# Single phase motor speed control



## nmackintosh (May 8, 2008)

Hey i got a single phase 208v 2hp motor controlled by a contactor. Customer is looking to control the speed of this motor... wondering what the most economical way to do that is? I know we could go to 3phase and a vfd but i was wondering if there is anyway to control the single phase motor. Thanks


----------



## gpop (May 14, 2018)

Before motor speed control became cheap they invented mechanical speed control. What does the motor do and why do you want speed control.


----------



## micromind (Aug 11, 2007)

As far as I know, the speed of a basic capacitor-start single phase motor cannot be controlled. 

If it's a standard NEMA frame (56, 56H, 143T or 145T) then replacing it with a 3Ø model and using a VFD with single phase input would work. 

Be advised though, the VFD will not be able tp provide as much starting, pull-up or breakdown torque as the single phase motor even if it's oversized.


----------



## MotoGP1199 (Aug 11, 2014)

As stated above I do not know of a way to control the speed with out a mechanical speed control or going to a VFD and 3 phase motor. Also if you go the 3 phase route size the drive 175% to 200% larger to feed it with 1 phase. I hear different numbers from other people but if I double the HP, I've never had a problem.


----------



## VELOCI3 (Aug 15, 2019)

Does 2-1/2 HP










Sent from my iPhone using Tapatalk


----------



## nmackintosh (May 8, 2008)

Controls an exhaust fan for a spray booth. Ya i thought u could control the speed of a single phase motor unless its designed too but i just wanted to double check


----------



## nmackintosh (May 8, 2008)

*couldn't


----------



## micromind (Aug 11, 2007)

VELOCI3 said:


> Does 2-1/2 HP
> 
> 
> 
> ...

- - - - -

Exercise objective:
In the forum thread on single-phase motor speed control, what equipment does the original poster's motor run?

Collected material:
- - - - -

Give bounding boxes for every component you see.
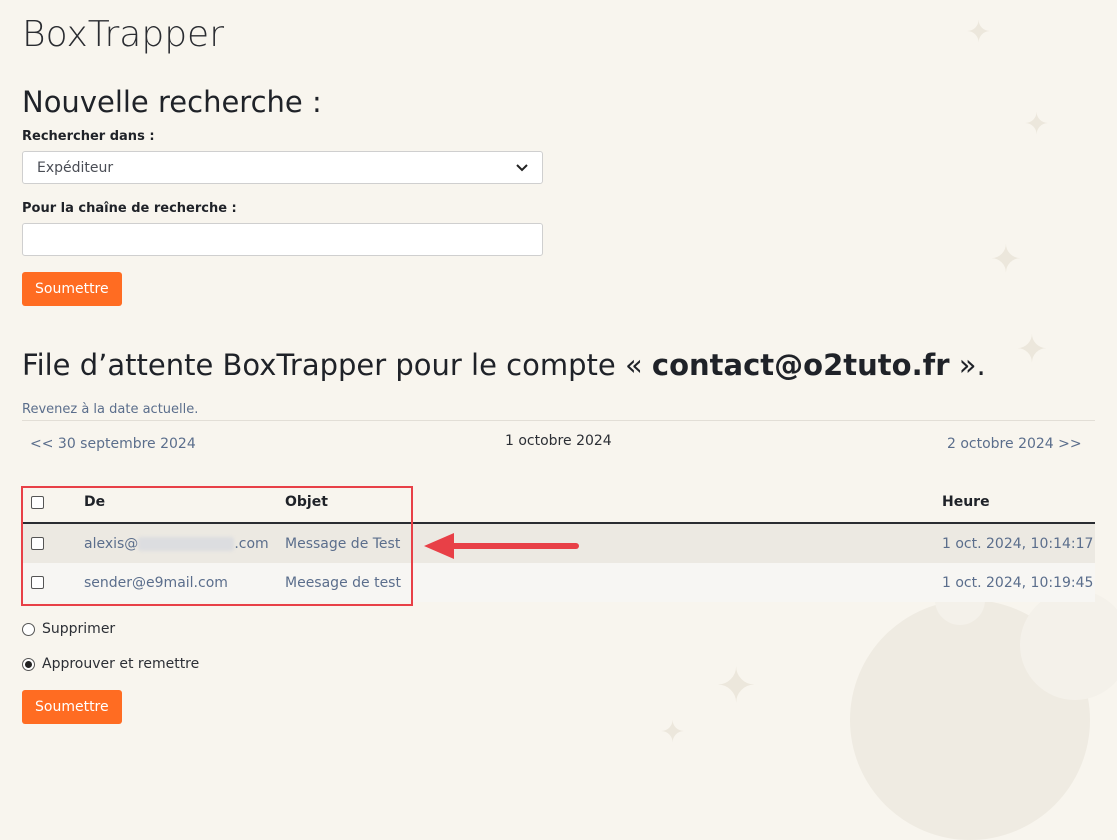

- - - - -

Output:
An exhaust fan for a spray booth.